## Entries supplied
▶

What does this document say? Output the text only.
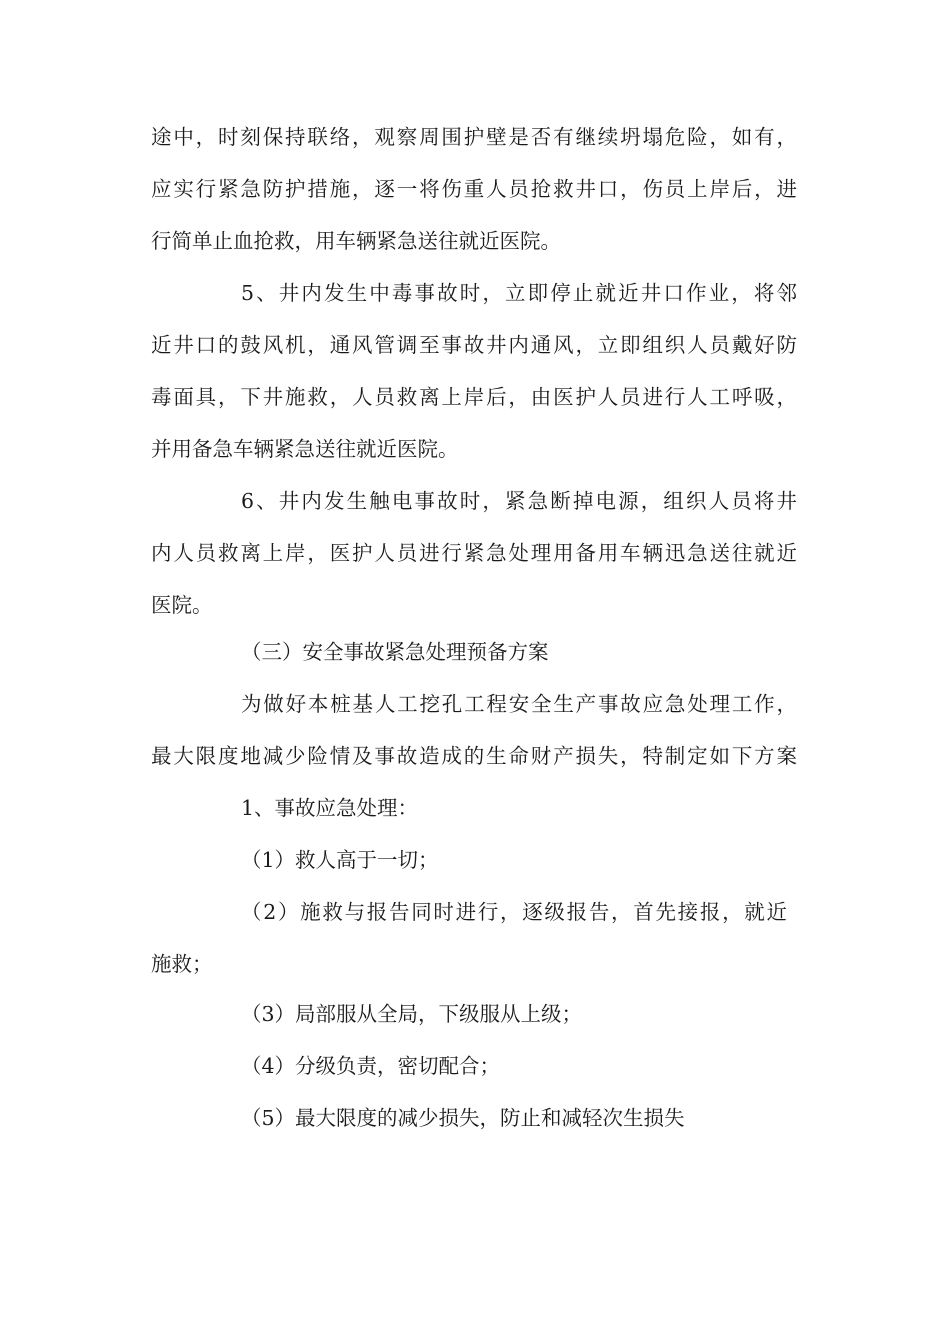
途中，时刻保持联络，观察周围护壁是否有继续坍塌危险，如有，
应实行紧急防护措施，逐一将伤重人员抢救井口，伤员上岸后，进
行简单止血抢救，用车辆紧急送往就近医院。
5、井内发生中毒事故时，立即停止就近井口作业，将邻
近井口的鼓风机，通风管调至事故井内通风，立即组织人员戴好防
毒面具，下井施救，人员救离上岸后，由医护人员进行人工呼吸，
并用备急车辆紧急送往就近医院。
6、井内发生触电事故时，紧急断掉电源，组织人员将井
内人员救离上岸，医护人员进行紧急处理用备用车辆迅急送往就近
医院。
（三）安全事故紧急处理预备方案
为做好本桩基人工挖孔工程安全生产事故应急处理工作，
最大限度地减少险情及事故造成的生命财产损失，特制定如下方案
1、事故应急处理：
（1）救人高于一切；
（2）施救与报告同时进行，逐级报告，首先接报，就近
施救；
（3）局部服从全局，下级服从上级；
（4）分级负责，密切配合；
（5）最大限度的减少损失，防止和减轻次生损失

◀

## Given exercise
In the copy, include all records verbatim but no images.

## Solved problem
What does this document say? Output the text only.
途中，时刻保持联络，观察周围护壁是否有继续坍塌危险，如有，
应实行紧急防护措施，逐一将伤重人员抢救井口，伤员上岸后，进
行简单止血抢救，用车辆紧急送往就近医院。
5、井内发生中毒事故时，立即停止就近井口作业，将邻
近井口的鼓风机，通风管调至事故井内通风，立即组织人员戴好防
毒面具，下井施救，人员救离上岸后，由医护人员进行人工呼吸，
并用备急车辆紧急送往就近医院。
6、井内发生触电事故时，紧急断掉电源，组织人员将井
内人员救离上岸，医护人员进行紧急处理用备用车辆迅急送往就近
医院。
（三）安全事故紧急处理预备方案
为做好本桩基人工挖孔工程安全生产事故应急处理工作，
最大限度地减少险情及事故造成的生命财产损失，特制定如下方案
1、事故应急处理：
（1）救人高于一切；
（2）施救与报告同时进行，逐级报告，首先接报，就近
施救；
（3）局部服从全局，下级服从上级；
（4）分级负责，密切配合；
（5）最大限度的减少损失，防止和减轻次生损失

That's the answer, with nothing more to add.